**Exercise objective:** Repeat each record below exactly, dropping the pictures.

**Supplied information:**
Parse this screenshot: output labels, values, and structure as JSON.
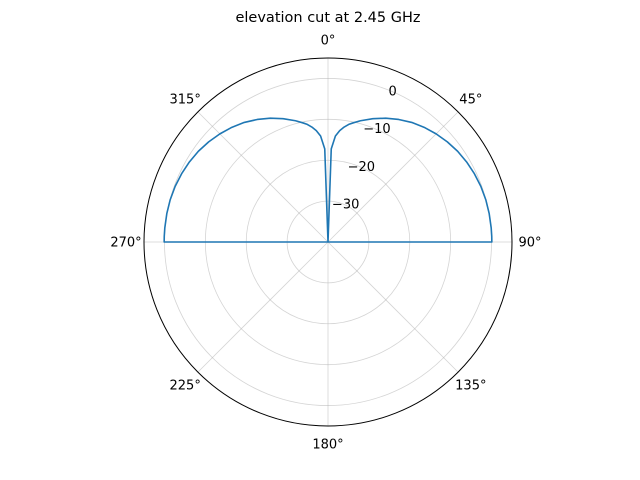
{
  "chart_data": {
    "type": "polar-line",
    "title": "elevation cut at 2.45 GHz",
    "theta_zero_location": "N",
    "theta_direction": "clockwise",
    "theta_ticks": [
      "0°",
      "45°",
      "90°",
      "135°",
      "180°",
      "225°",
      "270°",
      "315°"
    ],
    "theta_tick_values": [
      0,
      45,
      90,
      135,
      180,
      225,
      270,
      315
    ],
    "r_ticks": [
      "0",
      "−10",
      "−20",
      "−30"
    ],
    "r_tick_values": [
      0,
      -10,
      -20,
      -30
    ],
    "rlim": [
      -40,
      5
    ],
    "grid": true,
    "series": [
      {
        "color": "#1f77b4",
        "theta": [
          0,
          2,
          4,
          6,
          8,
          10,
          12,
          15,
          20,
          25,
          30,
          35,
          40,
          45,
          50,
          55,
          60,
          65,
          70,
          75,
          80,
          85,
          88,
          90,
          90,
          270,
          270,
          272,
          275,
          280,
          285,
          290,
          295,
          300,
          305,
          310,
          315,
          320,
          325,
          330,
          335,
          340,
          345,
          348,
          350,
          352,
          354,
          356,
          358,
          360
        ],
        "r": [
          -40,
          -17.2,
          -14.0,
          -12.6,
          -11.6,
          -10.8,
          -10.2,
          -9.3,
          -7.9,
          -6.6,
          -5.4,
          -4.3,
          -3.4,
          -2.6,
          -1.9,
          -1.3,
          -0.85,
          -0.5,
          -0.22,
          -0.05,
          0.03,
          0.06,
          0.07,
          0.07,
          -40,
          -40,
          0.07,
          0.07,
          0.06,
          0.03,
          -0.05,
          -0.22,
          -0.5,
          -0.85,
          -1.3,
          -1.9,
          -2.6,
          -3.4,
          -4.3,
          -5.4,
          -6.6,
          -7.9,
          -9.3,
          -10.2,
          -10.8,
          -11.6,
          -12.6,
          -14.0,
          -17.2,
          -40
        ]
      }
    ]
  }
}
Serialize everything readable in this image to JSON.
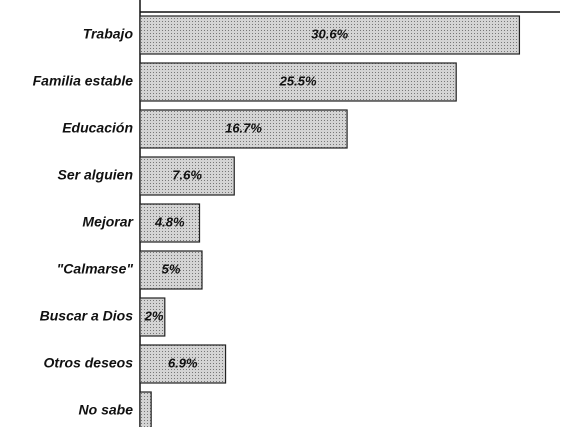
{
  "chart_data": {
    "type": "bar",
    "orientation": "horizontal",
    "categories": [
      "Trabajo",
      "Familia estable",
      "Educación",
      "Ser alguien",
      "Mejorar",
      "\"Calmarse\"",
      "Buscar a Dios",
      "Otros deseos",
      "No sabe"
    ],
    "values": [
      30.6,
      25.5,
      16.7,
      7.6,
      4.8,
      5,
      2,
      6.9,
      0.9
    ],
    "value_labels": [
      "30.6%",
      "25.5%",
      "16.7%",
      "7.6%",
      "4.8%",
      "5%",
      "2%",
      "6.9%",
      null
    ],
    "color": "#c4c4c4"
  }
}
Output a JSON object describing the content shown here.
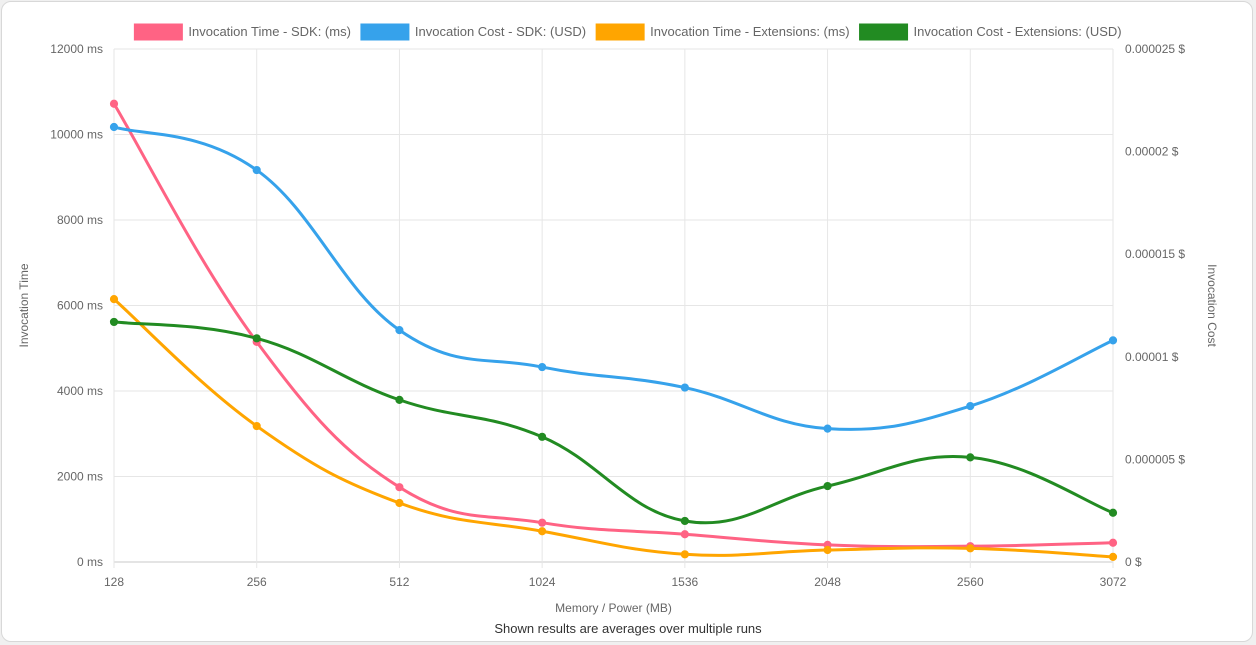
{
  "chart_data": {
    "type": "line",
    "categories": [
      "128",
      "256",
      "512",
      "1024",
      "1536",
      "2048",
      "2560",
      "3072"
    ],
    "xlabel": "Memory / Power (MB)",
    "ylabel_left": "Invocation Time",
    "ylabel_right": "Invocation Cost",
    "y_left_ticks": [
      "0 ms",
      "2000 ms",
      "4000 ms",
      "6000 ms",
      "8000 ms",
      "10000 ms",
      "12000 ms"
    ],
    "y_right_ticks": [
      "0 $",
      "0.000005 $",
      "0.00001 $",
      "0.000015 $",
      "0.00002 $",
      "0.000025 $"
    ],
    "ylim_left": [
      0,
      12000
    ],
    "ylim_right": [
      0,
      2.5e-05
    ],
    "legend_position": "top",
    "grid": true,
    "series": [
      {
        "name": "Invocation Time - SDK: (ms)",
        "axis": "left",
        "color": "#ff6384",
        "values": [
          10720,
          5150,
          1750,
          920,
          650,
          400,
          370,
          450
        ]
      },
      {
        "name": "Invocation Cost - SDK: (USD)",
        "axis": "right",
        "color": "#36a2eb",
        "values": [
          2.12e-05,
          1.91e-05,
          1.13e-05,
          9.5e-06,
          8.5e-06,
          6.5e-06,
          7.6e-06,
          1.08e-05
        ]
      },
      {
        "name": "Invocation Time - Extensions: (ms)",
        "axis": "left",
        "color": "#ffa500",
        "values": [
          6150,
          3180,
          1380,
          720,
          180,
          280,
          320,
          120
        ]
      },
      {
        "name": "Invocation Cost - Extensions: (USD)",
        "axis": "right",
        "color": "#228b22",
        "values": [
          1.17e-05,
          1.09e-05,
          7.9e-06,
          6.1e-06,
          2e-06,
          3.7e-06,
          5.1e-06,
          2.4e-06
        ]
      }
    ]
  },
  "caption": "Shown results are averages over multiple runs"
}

**Task solution:**
Parse this screenshot: output labels, values, and structure as JSON.
{
  "chart_data": {
    "type": "polar-line",
    "title": "elevation cut at 2.45 GHz",
    "theta_zero_location": "N",
    "theta_direction": "clockwise",
    "theta_ticks": [
      "0°",
      "45°",
      "90°",
      "135°",
      "180°",
      "225°",
      "270°",
      "315°"
    ],
    "theta_tick_values": [
      0,
      45,
      90,
      135,
      180,
      225,
      270,
      315
    ],
    "r_ticks": [
      "0",
      "−10",
      "−20",
      "−30"
    ],
    "r_tick_values": [
      0,
      -10,
      -20,
      -30
    ],
    "rlim": [
      -40,
      5
    ],
    "grid": true,
    "series": [
      {
        "color": "#1f77b4",
        "theta": [
          0,
          2,
          4,
          6,
          8,
          10,
          12,
          15,
          20,
          25,
          30,
          35,
          40,
          45,
          50,
          55,
          60,
          65,
          70,
          75,
          80,
          85,
          88,
          90,
          90,
          270,
          270,
          272,
          275,
          280,
          285,
          290,
          295,
          300,
          305,
          310,
          315,
          320,
          325,
          330,
          335,
          340,
          345,
          348,
          350,
          352,
          354,
          356,
          358,
          360
        ],
        "r": [
          -40,
          -17.2,
          -14.0,
          -12.6,
          -11.6,
          -10.8,
          -10.2,
          -9.3,
          -7.9,
          -6.6,
          -5.4,
          -4.3,
          -3.4,
          -2.6,
          -1.9,
          -1.3,
          -0.85,
          -0.5,
          -0.22,
          -0.05,
          0.03,
          0.06,
          0.07,
          0.07,
          -40,
          -40,
          0.07,
          0.07,
          0.06,
          0.03,
          -0.05,
          -0.22,
          -0.5,
          -0.85,
          -1.3,
          -1.9,
          -2.6,
          -3.4,
          -4.3,
          -5.4,
          -6.6,
          -7.9,
          -9.3,
          -10.2,
          -10.8,
          -11.6,
          -12.6,
          -14.0,
          -17.2,
          -40
        ]
      }
    ]
  }
}
Serialize everything readable in this image to JSON.
{
  "chart_data": {
    "type": "bar",
    "orientation": "horizontal",
    "categories": [
      "Trabajo",
      "Familia estable",
      "Educación",
      "Ser alguien",
      "Mejorar",
      "\"Calmarse\"",
      "Buscar a Dios",
      "Otros deseos",
      "No sabe"
    ],
    "values": [
      30.6,
      25.5,
      16.7,
      7.6,
      4.8,
      5,
      2,
      6.9,
      0.9
    ],
    "value_labels": [
      "30.6%",
      "25.5%",
      "16.7%",
      "7.6%",
      "4.8%",
      "5%",
      "2%",
      "6.9%",
      null
    ],
    "color": "#c4c4c4"
  }
}
Output a JSON object describing the content shown here.
{
  "chart_data": {
    "type": "line",
    "categories": [
      "128",
      "256",
      "512",
      "1024",
      "1536",
      "2048",
      "2560",
      "3072"
    ],
    "xlabel": "Memory / Power (MB)",
    "ylabel_left": "Invocation Time",
    "ylabel_right": "Invocation Cost",
    "y_left_ticks": [
      "0 ms",
      "2000 ms",
      "4000 ms",
      "6000 ms",
      "8000 ms",
      "10000 ms",
      "12000 ms"
    ],
    "y_right_ticks": [
      "0 $",
      "0.000005 $",
      "0.00001 $",
      "0.000015 $",
      "0.00002 $",
      "0.000025 $"
    ],
    "ylim_left": [
      0,
      12000
    ],
    "ylim_right": [
      0,
      2.5e-05
    ],
    "legend_position": "top",
    "grid": true,
    "series": [
      {
        "name": "Invocation Time - SDK: (ms)",
        "axis": "left",
        "color": "#ff6384",
        "values": [
          10720,
          5150,
          1750,
          920,
          650,
          400,
          370,
          450
        ]
      },
      {
        "name": "Invocation Cost - SDK: (USD)",
        "axis": "right",
        "color": "#36a2eb",
        "values": [
          2.12e-05,
          1.91e-05,
          1.13e-05,
          9.5e-06,
          8.5e-06,
          6.5e-06,
          7.6e-06,
          1.08e-05
        ]
      },
      {
        "name": "Invocation Time - Extensions: (ms)",
        "axis": "left",
        "color": "#ffa500",
        "values": [
          6150,
          3180,
          1380,
          720,
          180,
          280,
          320,
          120
        ]
      },
      {
        "name": "Invocation Cost - Extensions: (USD)",
        "axis": "right",
        "color": "#228b22",
        "values": [
          1.17e-05,
          1.09e-05,
          7.9e-06,
          6.1e-06,
          2e-06,
          3.7e-06,
          5.1e-06,
          2.4e-06
        ]
      }
    ]
  },
  "caption": "Shown results are averages over multiple runs"
}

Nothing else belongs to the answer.